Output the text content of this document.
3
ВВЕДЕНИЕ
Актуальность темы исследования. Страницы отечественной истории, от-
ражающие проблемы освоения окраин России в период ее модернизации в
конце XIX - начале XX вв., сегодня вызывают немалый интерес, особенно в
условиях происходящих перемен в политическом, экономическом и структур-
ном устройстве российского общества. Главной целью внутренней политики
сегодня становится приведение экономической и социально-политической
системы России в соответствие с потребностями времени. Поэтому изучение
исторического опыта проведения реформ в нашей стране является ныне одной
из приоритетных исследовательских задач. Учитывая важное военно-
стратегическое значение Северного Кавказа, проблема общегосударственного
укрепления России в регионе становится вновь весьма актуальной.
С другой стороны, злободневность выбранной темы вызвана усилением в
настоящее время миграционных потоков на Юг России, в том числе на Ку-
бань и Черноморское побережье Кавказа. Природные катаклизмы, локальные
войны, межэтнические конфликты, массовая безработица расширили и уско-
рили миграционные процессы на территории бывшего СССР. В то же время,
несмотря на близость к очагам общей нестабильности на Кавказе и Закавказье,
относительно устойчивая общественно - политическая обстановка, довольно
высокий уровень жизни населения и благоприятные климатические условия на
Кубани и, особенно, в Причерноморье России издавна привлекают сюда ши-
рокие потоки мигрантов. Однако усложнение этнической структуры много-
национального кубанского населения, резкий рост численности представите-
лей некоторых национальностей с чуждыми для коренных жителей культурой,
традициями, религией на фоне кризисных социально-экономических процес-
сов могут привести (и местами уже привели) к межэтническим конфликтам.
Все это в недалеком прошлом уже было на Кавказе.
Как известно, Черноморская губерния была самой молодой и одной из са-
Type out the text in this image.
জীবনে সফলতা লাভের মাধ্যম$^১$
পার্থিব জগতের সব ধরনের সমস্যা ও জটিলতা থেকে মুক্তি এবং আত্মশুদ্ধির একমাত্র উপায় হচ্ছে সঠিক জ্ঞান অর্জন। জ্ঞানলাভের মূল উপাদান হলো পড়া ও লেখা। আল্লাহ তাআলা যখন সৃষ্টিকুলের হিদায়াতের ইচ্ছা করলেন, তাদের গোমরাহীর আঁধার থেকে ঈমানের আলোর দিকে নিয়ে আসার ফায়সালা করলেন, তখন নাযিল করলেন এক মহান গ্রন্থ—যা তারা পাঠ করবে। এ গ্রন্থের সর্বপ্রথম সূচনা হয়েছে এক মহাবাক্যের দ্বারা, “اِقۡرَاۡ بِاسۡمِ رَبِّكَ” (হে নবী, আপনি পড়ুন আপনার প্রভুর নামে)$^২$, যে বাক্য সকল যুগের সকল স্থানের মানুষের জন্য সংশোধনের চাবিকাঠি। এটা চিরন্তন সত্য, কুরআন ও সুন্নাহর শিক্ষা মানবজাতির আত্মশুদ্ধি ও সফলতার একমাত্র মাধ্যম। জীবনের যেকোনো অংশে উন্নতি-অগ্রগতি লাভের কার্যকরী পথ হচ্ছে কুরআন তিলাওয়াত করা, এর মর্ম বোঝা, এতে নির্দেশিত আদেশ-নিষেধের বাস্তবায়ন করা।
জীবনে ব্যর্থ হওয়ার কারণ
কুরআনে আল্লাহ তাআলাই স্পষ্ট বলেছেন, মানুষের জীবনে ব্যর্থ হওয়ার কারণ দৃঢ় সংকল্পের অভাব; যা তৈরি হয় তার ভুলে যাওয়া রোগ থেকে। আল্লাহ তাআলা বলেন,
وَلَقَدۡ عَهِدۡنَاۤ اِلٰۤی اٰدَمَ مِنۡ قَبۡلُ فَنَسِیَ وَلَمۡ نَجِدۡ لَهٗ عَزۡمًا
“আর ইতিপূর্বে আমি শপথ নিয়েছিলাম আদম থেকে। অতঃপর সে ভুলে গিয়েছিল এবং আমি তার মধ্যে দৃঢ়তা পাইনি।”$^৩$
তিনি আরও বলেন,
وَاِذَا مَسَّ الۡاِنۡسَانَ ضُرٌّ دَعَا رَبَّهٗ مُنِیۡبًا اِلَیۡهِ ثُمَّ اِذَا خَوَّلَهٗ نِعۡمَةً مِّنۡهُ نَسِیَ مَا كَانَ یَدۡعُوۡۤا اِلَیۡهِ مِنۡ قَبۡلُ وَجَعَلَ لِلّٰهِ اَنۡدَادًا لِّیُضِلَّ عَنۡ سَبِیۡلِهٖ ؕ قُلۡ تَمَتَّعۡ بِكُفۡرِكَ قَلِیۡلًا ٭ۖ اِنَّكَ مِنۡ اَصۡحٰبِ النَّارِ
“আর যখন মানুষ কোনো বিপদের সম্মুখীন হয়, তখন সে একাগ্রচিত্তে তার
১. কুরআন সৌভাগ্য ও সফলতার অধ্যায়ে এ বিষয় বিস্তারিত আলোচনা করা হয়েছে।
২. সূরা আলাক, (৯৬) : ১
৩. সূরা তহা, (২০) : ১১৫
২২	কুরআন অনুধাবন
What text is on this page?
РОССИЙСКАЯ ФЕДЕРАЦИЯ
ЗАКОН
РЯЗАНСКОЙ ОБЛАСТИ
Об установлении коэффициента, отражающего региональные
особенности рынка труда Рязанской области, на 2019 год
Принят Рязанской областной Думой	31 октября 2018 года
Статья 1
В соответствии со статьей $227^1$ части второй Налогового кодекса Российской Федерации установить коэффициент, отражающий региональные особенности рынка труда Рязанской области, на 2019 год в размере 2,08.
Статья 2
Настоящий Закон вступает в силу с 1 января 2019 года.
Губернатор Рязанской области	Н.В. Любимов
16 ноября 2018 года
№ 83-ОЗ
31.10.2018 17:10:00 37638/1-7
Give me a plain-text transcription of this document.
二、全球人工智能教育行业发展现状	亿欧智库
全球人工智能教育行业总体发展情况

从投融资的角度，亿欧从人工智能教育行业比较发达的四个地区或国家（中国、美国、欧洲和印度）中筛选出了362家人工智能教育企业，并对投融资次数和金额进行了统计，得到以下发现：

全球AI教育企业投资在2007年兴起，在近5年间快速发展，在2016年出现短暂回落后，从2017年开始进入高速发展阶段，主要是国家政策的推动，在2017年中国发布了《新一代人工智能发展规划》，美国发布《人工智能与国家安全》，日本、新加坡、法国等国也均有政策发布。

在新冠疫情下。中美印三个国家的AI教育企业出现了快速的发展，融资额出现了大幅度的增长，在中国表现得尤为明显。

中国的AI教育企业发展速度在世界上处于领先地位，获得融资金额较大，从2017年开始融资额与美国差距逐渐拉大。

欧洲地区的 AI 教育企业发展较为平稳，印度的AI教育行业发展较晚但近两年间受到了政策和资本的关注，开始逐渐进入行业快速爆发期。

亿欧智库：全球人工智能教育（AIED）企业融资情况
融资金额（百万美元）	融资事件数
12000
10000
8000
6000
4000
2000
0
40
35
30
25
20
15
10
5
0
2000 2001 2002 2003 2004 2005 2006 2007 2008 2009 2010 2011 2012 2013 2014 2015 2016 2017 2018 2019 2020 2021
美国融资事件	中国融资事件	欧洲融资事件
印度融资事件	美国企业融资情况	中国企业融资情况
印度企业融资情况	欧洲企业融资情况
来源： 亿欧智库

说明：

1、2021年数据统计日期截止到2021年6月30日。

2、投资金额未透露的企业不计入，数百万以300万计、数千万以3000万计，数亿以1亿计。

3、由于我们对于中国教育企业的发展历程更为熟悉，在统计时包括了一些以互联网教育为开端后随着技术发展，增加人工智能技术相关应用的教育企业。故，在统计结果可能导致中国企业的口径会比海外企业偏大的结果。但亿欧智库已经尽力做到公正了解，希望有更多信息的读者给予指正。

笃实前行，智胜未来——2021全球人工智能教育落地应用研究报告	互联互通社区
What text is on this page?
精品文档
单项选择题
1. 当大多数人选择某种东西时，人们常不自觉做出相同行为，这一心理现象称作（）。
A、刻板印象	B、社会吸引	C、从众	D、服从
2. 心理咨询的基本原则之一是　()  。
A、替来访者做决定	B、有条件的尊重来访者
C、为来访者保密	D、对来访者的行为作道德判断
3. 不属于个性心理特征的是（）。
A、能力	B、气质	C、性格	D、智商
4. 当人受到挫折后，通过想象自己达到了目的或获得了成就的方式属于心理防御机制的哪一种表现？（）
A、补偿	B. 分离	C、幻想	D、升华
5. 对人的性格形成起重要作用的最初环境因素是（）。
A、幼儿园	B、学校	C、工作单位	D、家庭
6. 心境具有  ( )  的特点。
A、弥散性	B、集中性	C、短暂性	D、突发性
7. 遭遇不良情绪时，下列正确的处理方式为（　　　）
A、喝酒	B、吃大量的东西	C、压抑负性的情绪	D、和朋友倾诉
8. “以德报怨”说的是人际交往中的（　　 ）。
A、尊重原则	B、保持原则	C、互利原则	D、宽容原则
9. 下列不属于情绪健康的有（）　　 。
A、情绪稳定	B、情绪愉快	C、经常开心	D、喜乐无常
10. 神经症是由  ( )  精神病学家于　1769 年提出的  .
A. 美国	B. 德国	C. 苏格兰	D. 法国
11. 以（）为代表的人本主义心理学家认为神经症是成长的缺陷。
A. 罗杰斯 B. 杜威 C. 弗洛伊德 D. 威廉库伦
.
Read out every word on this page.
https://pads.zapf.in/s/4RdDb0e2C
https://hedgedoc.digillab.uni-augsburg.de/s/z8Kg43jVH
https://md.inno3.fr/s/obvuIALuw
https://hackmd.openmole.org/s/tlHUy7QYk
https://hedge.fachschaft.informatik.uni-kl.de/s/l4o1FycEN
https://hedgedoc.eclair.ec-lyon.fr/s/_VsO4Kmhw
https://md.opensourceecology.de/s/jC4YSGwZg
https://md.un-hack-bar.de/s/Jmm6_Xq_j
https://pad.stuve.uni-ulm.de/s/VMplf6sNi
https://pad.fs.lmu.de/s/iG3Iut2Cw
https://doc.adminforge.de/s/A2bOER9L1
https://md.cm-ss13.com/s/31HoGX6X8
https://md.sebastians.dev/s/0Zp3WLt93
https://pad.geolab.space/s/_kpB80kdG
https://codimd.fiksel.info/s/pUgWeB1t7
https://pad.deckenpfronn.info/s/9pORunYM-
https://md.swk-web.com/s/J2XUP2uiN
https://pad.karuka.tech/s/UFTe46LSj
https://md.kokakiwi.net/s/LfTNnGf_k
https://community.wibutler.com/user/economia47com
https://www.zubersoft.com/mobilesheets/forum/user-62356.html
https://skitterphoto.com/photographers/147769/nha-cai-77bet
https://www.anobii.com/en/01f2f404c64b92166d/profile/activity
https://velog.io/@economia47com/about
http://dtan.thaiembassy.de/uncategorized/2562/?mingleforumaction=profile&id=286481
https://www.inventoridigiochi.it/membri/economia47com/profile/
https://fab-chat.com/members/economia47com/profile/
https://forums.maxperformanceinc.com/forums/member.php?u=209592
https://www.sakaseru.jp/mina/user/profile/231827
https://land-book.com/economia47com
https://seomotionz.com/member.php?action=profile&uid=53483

++++

WHAT THE TASK ASKS: Search the records for the word "рынка", then list every line that has it.

WRITTEN SOLUTION:
особенности рынка труда Рязанской области, на 2019 год
В соответствии со статьей $227^1$ части второй Налогового кодекса Российской Федерации установить коэффициент, отражающий региональные особенности рынка труда Рязанской области, на 2019 год в размере 2,08.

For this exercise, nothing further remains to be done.